··· DATA ROWS
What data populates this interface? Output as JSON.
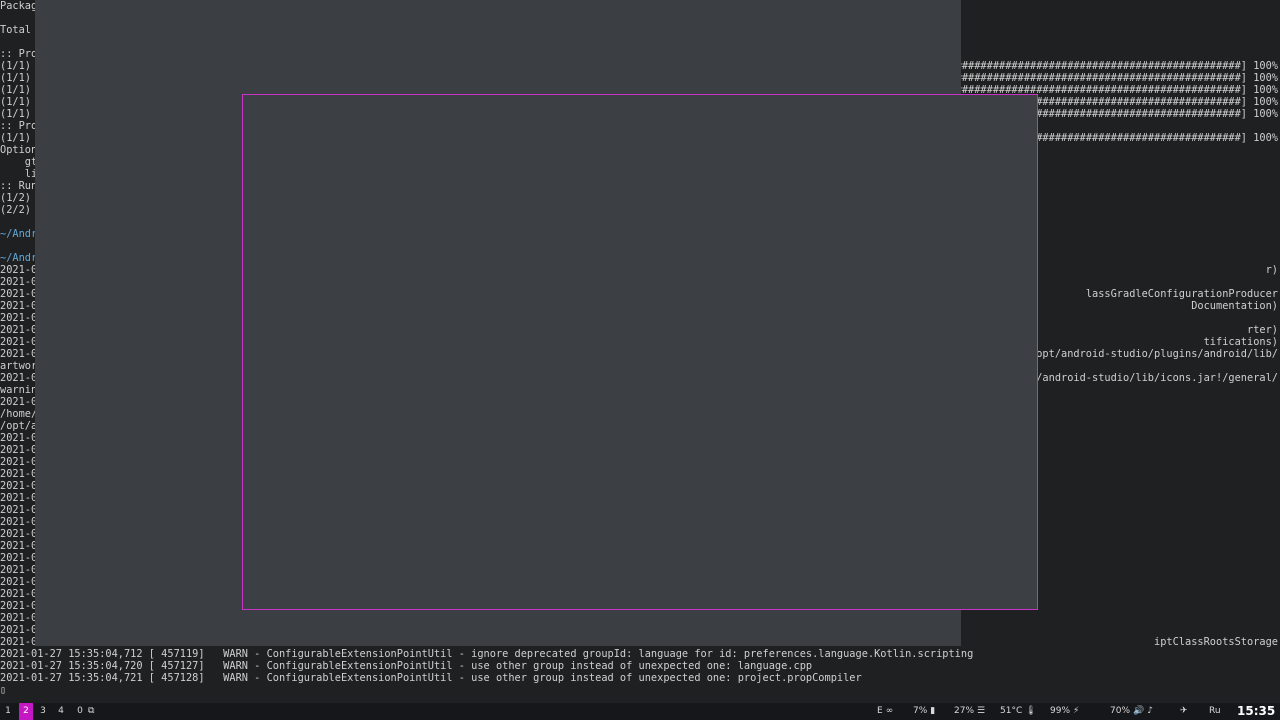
{
  "terminal": {
    "left_lines": [
      {
        "text": "Packag",
        "path": false
      },
      {
        "text": "",
        "path": false
      },
      {
        "text": "Total",
        "path": false
      },
      {
        "text": "",
        "path": false
      },
      {
        "text": ":: Pro",
        "path": false
      },
      {
        "text": "(1/1)",
        "path": false
      },
      {
        "text": "(1/1)",
        "path": false
      },
      {
        "text": "(1/1)",
        "path": false
      },
      {
        "text": "(1/1)",
        "path": false
      },
      {
        "text": "(1/1)",
        "path": false
      },
      {
        "text": ":: Pro",
        "path": false
      },
      {
        "text": "(1/1)",
        "path": false
      },
      {
        "text": "Option",
        "path": false
      },
      {
        "text": "    gt",
        "path": false
      },
      {
        "text": "    li",
        "path": false
      },
      {
        "text": ":: Run",
        "path": false
      },
      {
        "text": "(1/2)",
        "path": false
      },
      {
        "text": "(2/2)",
        "path": false
      },
      {
        "text": "",
        "path": false
      },
      {
        "text": "~/Andr",
        "path": true
      },
      {
        "text": "",
        "path": false
      },
      {
        "text": "~/Andr",
        "path": true
      },
      {
        "text": "2021-0",
        "path": false
      },
      {
        "text": "2021-0",
        "path": false
      },
      {
        "text": "2021-0",
        "path": false
      },
      {
        "text": "2021-0",
        "path": false
      },
      {
        "text": "2021-0",
        "path": false
      },
      {
        "text": "2021-0",
        "path": false
      },
      {
        "text": "2021-0",
        "path": false
      },
      {
        "text": "2021-0",
        "path": false
      },
      {
        "text": "artwor",
        "path": false
      },
      {
        "text": "2021-0",
        "path": false
      },
      {
        "text": "warnin",
        "path": false
      },
      {
        "text": "2021-0",
        "path": false
      },
      {
        "text": "/home/",
        "path": false
      },
      {
        "text": "/opt/a",
        "path": false
      },
      {
        "text": "2021-0",
        "path": false
      },
      {
        "text": "2021-0",
        "path": false
      },
      {
        "text": "2021-0",
        "path": false
      },
      {
        "text": "2021-0",
        "path": false
      },
      {
        "text": "2021-0",
        "path": false
      },
      {
        "text": "2021-0",
        "path": false
      },
      {
        "text": "2021-0",
        "path": false
      },
      {
        "text": "2021-0",
        "path": false
      },
      {
        "text": "2021-0",
        "path": false
      },
      {
        "text": "2021-0",
        "path": false
      },
      {
        "text": "2021-0",
        "path": false
      },
      {
        "text": "2021-0",
        "path": false
      },
      {
        "text": "2021-0",
        "path": false
      },
      {
        "text": "2021-0",
        "path": false
      },
      {
        "text": "2021-0",
        "path": false
      },
      {
        "text": "2021-0",
        "path": false
      },
      {
        "text": "2021-0",
        "path": false
      },
      {
        "text": "2021-0",
        "path": false
      }
    ],
    "right_lines": [
      {
        "row": 5,
        "text": "###############################################] 100%"
      },
      {
        "row": 6,
        "text": "###############################################] 100%"
      },
      {
        "row": 7,
        "text": "###############################################] 100%"
      },
      {
        "row": 8,
        "text": "###############################################] 100%"
      },
      {
        "row": 9,
        "text": "###############################################] 100%"
      },
      {
        "row": 11,
        "text": "###############################################] 100%"
      },
      {
        "row": 22,
        "text": "r)"
      },
      {
        "row": 24,
        "text": "lassGradleConfigurationProducer"
      },
      {
        "row": 25,
        "text": "Documentation)"
      },
      {
        "row": 27,
        "text": "rter)"
      },
      {
        "row": 28,
        "text": "tifications)"
      },
      {
        "row": 29,
        "text": "/opt/android-studio/plugins/android/lib/"
      },
      {
        "row": 31,
        "text": "t/android-studio/lib/icons.jar!/general/"
      },
      {
        "row": 53,
        "text": "iptClassRootsStorage"
      }
    ],
    "bottom_lines": [
      "2021-01-27 15:35:04,712 [ 457119]   WARN - ConfigurableExtensionPointUtil - ignore deprecated groupId: language for id: preferences.language.Kotlin.scripting",
      "2021-01-27 15:35:04,720 [ 457127]   WARN - ConfigurableExtensionPointUtil - use other group instead of unexpected one: language.cpp",
      "2021-01-27 15:35:04,721 [ 457128]   WARN - ConfigurableExtensionPointUtil - use other group instead of unexpected one: project.propCompiler"
    ],
    "prompt_text": "▯"
  },
  "bar": {
    "workspaces": [
      "1",
      "2",
      "3",
      "4",
      "0"
    ],
    "active_workspace": "2",
    "status": {
      "layout": "E",
      "cpu": "7%",
      "mem": "27%",
      "temp": "51°C",
      "battery": "99%",
      "volume": "70%",
      "lang": "Ru",
      "clock": "15:35"
    }
  },
  "colors": {
    "accent": "#c418c4",
    "float_border": "#c933c9",
    "window_bg": "#3c3f43",
    "terminal_bg": "#1f2022"
  }
}
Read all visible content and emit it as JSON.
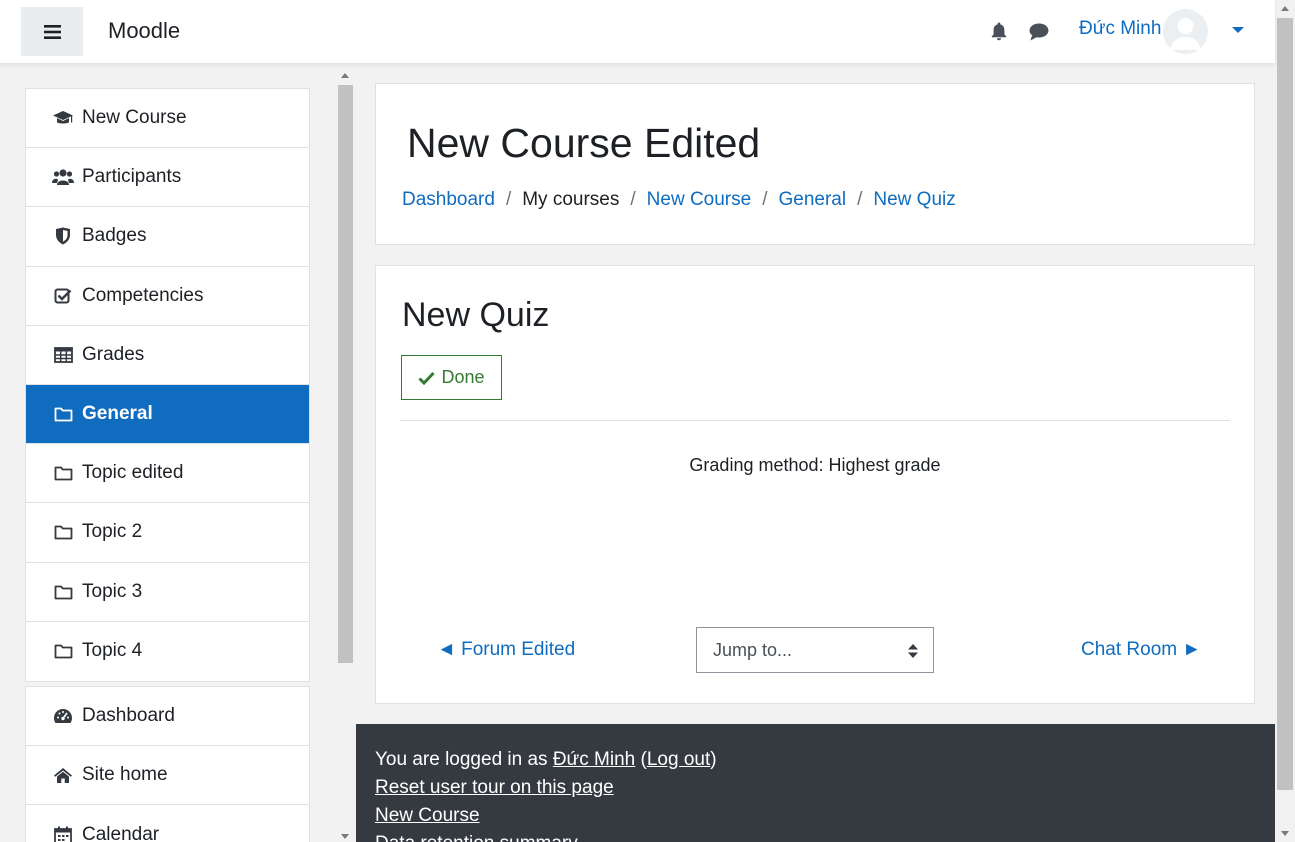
······
[DIRECTIVE]
Pull out all lines containing "android".

[FULL ANSWER]
        "text": "/opt/android-studio/plugins/android/lib/"
        "text": "t/android-studio/lib/icons.jar!/general/"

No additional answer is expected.